_Texto:_
'''

A Igreja é um hospital e os médicos e enfermeiros
que tratam dos enfermiços também adoecem e precisam de curas. Claro que devem
ser qualificados e exemplares, e para isso o povo de Deus precisa de rezar muito
por eles, mas terão sempre algumas mazelas. No caso evidentemente de doenças
mais graves não poderão continuar a exercer contagiando os achacados em vez de
os tratar.
c) Enquanto a
Igreja denuncia as injustiças e imoralidades mas resguarda, através do Sigilo Sacramental
e da recusa da difamação, as pessoas que as cometem (fala-se evidentemente
daquilo que não é público nem notório), grande parte da comunicação social por
vezes faz exactamente o contrário, publicita e promove a injustiça e a
imoralidade e delata, quando não difama e calunia, factos reais ou imaginários que,
segundo os seus próprios critérios, fazem parte da vida privada. Não que seja
este o caso em apreço porque o assédio sexual, a ter existido, não é de modo nenhum
do foro privado.
d) Na hipótese
de se virem a comprovar as suspeitas levantadas pela reportagem sobre os supostos assédios sexuais continuados ter-se-ia então
que agradecer à revista o serviço prestado à verdade, que muito pode contribuir para a purificação da Igreja.

'''

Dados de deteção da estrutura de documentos
'''

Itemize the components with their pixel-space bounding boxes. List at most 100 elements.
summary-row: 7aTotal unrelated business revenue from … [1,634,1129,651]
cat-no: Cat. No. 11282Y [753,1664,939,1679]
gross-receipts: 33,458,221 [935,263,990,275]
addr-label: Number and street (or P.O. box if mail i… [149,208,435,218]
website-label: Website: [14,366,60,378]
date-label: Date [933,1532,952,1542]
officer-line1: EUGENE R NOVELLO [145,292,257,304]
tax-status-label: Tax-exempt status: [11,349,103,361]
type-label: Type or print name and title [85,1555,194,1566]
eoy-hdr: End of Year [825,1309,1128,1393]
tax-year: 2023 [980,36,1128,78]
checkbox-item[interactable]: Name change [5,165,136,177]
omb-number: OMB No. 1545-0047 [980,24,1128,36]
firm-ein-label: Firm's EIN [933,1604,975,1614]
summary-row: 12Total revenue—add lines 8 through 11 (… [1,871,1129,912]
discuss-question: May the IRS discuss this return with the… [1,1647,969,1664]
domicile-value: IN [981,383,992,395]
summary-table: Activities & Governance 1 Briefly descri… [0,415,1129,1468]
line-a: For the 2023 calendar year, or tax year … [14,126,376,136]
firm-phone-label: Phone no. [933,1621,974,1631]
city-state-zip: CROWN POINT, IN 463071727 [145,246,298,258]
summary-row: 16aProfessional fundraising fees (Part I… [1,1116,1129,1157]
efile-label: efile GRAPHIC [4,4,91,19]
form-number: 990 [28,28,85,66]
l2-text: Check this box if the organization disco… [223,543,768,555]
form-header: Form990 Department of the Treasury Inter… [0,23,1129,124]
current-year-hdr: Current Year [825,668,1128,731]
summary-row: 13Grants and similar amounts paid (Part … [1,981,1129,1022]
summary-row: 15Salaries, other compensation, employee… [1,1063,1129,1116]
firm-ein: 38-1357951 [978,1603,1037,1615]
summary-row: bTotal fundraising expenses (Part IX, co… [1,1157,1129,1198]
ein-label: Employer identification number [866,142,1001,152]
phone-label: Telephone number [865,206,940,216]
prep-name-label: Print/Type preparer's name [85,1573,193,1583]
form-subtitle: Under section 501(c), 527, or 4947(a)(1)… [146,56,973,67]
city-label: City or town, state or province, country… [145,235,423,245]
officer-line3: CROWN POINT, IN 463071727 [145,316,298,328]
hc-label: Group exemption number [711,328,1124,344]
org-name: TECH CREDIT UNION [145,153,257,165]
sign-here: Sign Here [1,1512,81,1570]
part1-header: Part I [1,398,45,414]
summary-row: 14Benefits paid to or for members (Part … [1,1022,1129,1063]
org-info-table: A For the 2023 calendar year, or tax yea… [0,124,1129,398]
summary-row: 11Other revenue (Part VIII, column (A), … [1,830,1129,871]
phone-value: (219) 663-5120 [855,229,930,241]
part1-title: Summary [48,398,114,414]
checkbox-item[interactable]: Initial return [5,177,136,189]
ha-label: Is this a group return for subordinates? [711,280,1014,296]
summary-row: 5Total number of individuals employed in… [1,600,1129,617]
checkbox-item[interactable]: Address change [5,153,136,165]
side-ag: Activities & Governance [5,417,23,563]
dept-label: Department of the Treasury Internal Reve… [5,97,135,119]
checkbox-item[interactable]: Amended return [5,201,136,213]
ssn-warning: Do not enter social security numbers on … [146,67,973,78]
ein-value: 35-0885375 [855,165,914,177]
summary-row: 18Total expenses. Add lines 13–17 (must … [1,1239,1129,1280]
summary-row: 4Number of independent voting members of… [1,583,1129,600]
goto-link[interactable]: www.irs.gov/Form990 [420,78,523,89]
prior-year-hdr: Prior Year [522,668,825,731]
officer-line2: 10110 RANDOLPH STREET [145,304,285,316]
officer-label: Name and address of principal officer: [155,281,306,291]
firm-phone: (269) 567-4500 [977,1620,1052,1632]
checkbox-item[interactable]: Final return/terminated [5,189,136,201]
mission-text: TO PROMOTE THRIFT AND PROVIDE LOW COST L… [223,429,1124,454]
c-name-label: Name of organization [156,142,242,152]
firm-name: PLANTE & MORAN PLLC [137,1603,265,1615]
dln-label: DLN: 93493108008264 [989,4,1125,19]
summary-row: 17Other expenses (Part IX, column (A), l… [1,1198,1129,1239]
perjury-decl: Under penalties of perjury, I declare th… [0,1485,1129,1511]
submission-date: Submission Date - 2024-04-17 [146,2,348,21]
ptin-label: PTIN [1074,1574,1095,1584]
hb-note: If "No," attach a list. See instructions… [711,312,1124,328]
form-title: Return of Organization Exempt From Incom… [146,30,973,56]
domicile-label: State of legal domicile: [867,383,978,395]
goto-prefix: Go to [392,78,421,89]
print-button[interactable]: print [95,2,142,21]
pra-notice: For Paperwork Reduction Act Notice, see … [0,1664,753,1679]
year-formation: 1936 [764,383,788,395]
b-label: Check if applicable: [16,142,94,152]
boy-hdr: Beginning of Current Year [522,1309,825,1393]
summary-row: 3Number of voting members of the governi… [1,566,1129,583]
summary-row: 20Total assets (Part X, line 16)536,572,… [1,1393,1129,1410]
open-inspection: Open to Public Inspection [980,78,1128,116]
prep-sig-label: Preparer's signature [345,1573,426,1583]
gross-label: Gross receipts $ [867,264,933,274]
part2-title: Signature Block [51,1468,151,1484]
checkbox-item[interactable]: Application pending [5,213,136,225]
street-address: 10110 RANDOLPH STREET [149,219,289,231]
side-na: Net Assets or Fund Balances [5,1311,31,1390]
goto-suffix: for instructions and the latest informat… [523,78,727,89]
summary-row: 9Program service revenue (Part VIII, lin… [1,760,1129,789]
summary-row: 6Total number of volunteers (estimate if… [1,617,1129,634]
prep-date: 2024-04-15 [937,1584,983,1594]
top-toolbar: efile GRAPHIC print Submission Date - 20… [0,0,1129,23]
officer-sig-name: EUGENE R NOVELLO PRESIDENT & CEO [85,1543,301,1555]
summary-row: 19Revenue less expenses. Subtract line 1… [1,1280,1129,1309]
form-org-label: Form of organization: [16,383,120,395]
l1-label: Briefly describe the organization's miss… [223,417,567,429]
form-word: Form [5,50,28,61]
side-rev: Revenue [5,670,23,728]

'''

Copie sem alterações o trecho do texto sobre a Igreja que vai de "d) Na hipótese" até "purificação da Igreja.", inclusive. Os dados não têm qualquer papel aqui.

_A sua resposta:_
d) Na hipótese
de se virem a comprovar as suspeitas levantadas pela reportagem sobre os supostos assédios sexuais continuados ter-se-ia então
que agradecer à revista o serviço prestado à verdade, que muito pode contribuir para a purificação da Igreja.